#### Exercise task:
Write out the listing below exactly, and omit any images you find in it.

Data records
■ ■ ■ ■ ■ ■ ■

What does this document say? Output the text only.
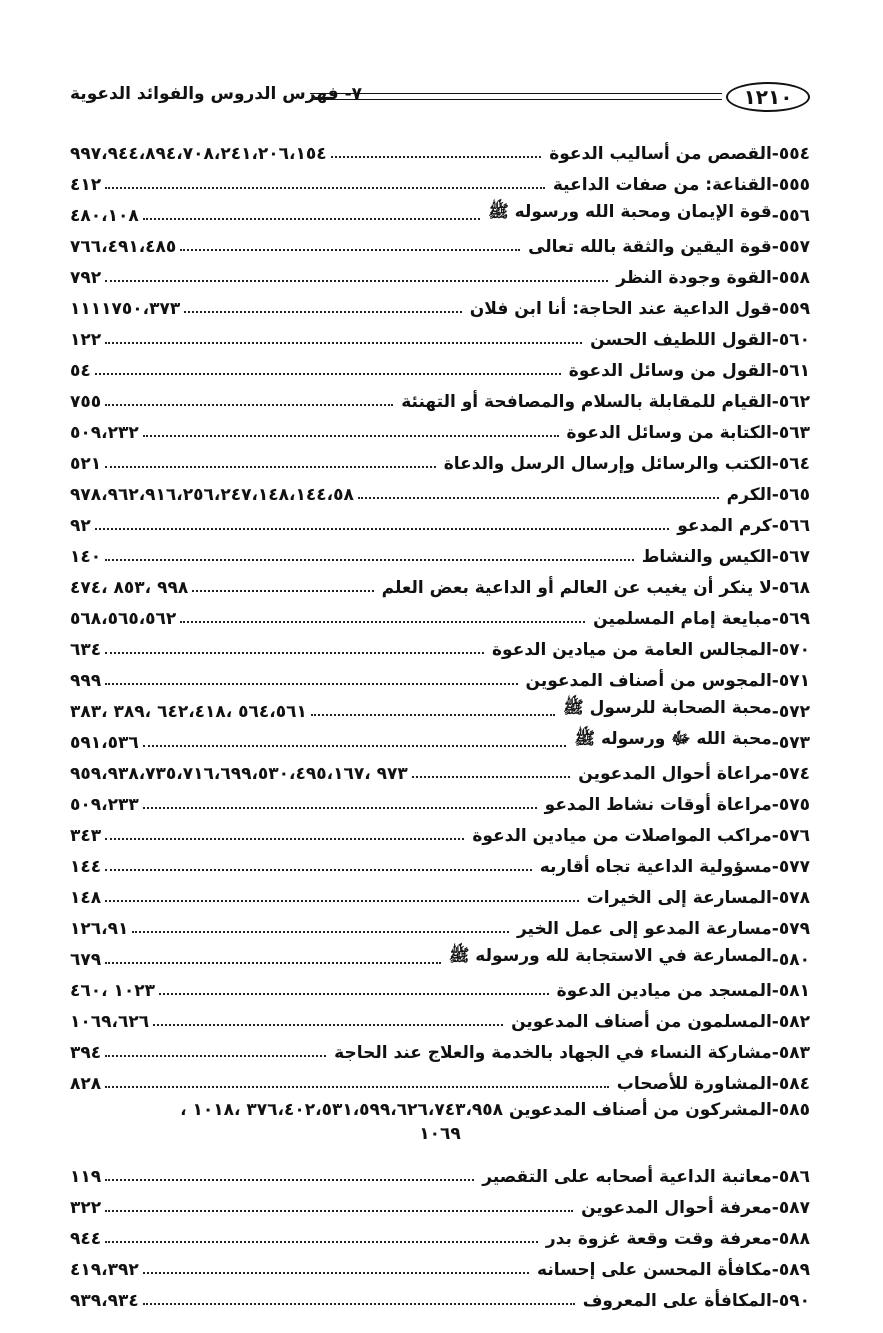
١٢١٠
٧- فهرس الدروس والفوائد الدعوية
٥٥٤-
القصص من أساليب الدعوة
٩٩٧،٩٤٤،٨٩٤،٧٠٨،٢٤١،٢٠٦،١٥٤
٥٥٥-
القناعة: من صفات الداعية
٤١٢
٥٥٦-
قوة الإيمان ومحبة الله ورسوله ﷺ
٤٨٠،١٠٨
٥٥٧-
قوة اليقين والثقة بالله تعالى
٧٦٦،٤٩١،٤٨٥
٥٥٨-
القوة وجودة النظر
٧٩٢
٥٥٩-
قول الداعية عند الحاجة: أنا ابن فلان
١١١١٧٥٠،٣٧٣
٥٦٠-
القول اللطيف الحسن
١٢٢
٥٦١-
القول من وسائل الدعوة
٥٤
٥٦٢-
القيام للمقابلة بالسلام والمصافحة أو التهنئة
٧٥٥
٥٦٣-
الكتابة من وسائل الدعوة
٥٠٩،٢٣٢
٥٦٤-
الكتب والرسائل وإرسال الرسل والدعاة
٥٢١
٥٦٥-
الكرم
٩٧٨،٩٦٢،٩١٦،٢٥٦،٢٤٧،١٤٨،١٤٤،٥٨
٥٦٦-
كرم المدعو
٩٢
٥٦٧-
الكيس والنشاط
١٤٠
٥٦٨-
لا ينكر أن يغيب عن العالم أو الداعية بعض العلم
٩٩٨ ،٨٥٣ ،٤٧٤
٥٦٩-
مبايعة إمام المسلمين
٥٦٨،٥٦٥،٥٦٢
٥٧٠-
المجالس العامة من ميادين الدعوة
٦٣٤
٥٧١-
المجوس من أصناف المدعوين
٩٩٩
٥٧٢-
محبة الصحابة للرسول ﷺ
٥٦٤،٥٦١ ،٦٤٢،٤١٨ ،٣٨٩ ،٣٨٣
٥٧٣-
محبة الله ﷻ ورسوله ﷺ
٥٩١،٥٣٦
٥٧٤-
مراعاة أحوال المدعوين
٩٧٣ ،٩٥٩،٩٣٨،٧٣٥،٧١٦،٦٩٩،٥٣٠،٤٩٥،١٦٧
٥٧٥-
مراعاة أوقات نشاط المدعو
٥٠٩،٢٣٣
٥٧٦-
مراكب المواصلات من ميادين الدعوة
٣٤٣
٥٧٧-
مسؤولية الداعية تجاه أقاربه
١٤٤
٥٧٨-
المسارعة إلى الخيرات
١٤٨
٥٧٩-
مسارعة المدعو إلى عمل الخير
١٢٦،٩١
٥٨٠-
المسارعة في الاستجابة لله ورسوله ﷺ
٦٧٩
٥٨١-
المسجد من ميادين الدعوة
١٠٢٣ ،٤٦٠
٥٨٢-
المسلمون من أصناف المدعوين
١٠٦٩،٦٢٦
٥٨٣-
مشاركة النساء في الجهاد بالخدمة والعلاج عند الحاجة
٣٩٤
٥٨٤-
المشاورة للأصحاب
٨٢٨
٥٨٥-
المشركون من أصناف المدعوين ٣٧٦،٤٠٢،٥٣١،٥٩٩،٦٢٦،٧٤٣،٩٥٨ ،١٠١٨ ،
١٠٦٩
٥٨٦-
معاتبة الداعية أصحابه على التقصير
١١٩
٥٨٧-
معرفة أحوال المدعوين
٣٢٢
٥٨٨-
معرفة وقت وقعة غزوة بدر
٩٤٤
٥٨٩-
مكافأة المحسن على إحسانه
٤١٩،٣٩٢
٥٩٠-
المكافأة على المعروف
٩٣٩،٩٣٤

■ ■ ■ ■ ■ ■ ■

#### Solution to this problem:
What does this document say? Output the text only.
١٢١٠
٧- فهرس الدروس والفوائد الدعوية
٥٥٤-
القصص من أساليب الدعوة
٩٩٧،٩٤٤،٨٩٤،٧٠٨،٢٤١،٢٠٦،١٥٤
٥٥٥-
القناعة: من صفات الداعية
٤١٢
٥٥٦-
قوة الإيمان ومحبة الله ورسوله ﷺ
٤٨٠،١٠٨
٥٥٧-
قوة اليقين والثقة بالله تعالى
٧٦٦،٤٩١،٤٨٥
٥٥٨-
القوة وجودة النظر
٧٩٢
٥٥٩-
قول الداعية عند الحاجة: أنا ابن فلان
١١١١٧٥٠،٣٧٣
٥٦٠-
القول اللطيف الحسن
١٢٢
٥٦١-
القول من وسائل الدعوة
٥٤
٥٦٢-
القيام للمقابلة بالسلام والمصافحة أو التهنئة
٧٥٥
٥٦٣-
الكتابة من وسائل الدعوة
٥٠٩،٢٣٢
٥٦٤-
الكتب والرسائل وإرسال الرسل والدعاة
٥٢١
٥٦٥-
الكرم
٩٧٨،٩٦٢،٩١٦،٢٥٦،٢٤٧،١٤٨،١٤٤،٥٨
٥٦٦-
كرم المدعو
٩٢
٥٦٧-
الكيس والنشاط
١٤٠
٥٦٨-
لا ينكر أن يغيب عن العالم أو الداعية بعض العلم
٩٩٨ ،٨٥٣ ،٤٧٤
٥٦٩-
مبايعة إمام المسلمين
٥٦٨،٥٦٥،٥٦٢
٥٧٠-
المجالس العامة من ميادين الدعوة
٦٣٤
٥٧١-
المجوس من أصناف المدعوين
٩٩٩
٥٧٢-
محبة الصحابة للرسول ﷺ
٥٦٤،٥٦١ ،٦٤٢،٤١٨ ،٣٨٩ ،٣٨٣
٥٧٣-
محبة الله ﷻ ورسوله ﷺ
٥٩١،٥٣٦
٥٧٤-
مراعاة أحوال المدعوين
٩٧٣ ،٩٥٩،٩٣٨،٧٣٥،٧١٦،٦٩٩،٥٣٠،٤٩٥،١٦٧
٥٧٥-
مراعاة أوقات نشاط المدعو
٥٠٩،٢٣٣
٥٧٦-
مراكب المواصلات من ميادين الدعوة
٣٤٣
٥٧٧-
مسؤولية الداعية تجاه أقاربه
١٤٤
٥٧٨-
المسارعة إلى الخيرات
١٤٨
٥٧٩-
مسارعة المدعو إلى عمل الخير
١٢٦،٩١
٥٨٠-
المسارعة في الاستجابة لله ورسوله ﷺ
٦٧٩
٥٨١-
المسجد من ميادين الدعوة
١٠٢٣ ،٤٦٠
٥٨٢-
المسلمون من أصناف المدعوين
١٠٦٩،٦٢٦
٥٨٣-
مشاركة النساء في الجهاد بالخدمة والعلاج عند الحاجة
٣٩٤
٥٨٤-
المشاورة للأصحاب
٨٢٨
٥٨٥-
المشركون من أصناف المدعوين ٣٧٦،٤٠٢،٥٣١،٥٩٩،٦٢٦،٧٤٣،٩٥٨ ،١٠١٨ ،
١٠٦٩
٥٨٦-
معاتبة الداعية أصحابه على التقصير
١١٩
٥٨٧-
معرفة أحوال المدعوين
٣٢٢
٥٨٨-
معرفة وقت وقعة غزوة بدر
٩٤٤
٥٨٩-
مكافأة المحسن على إحسانه
٤١٩،٣٩٢
٥٩٠-
المكافأة على المعروف
٩٣٩،٩٣٤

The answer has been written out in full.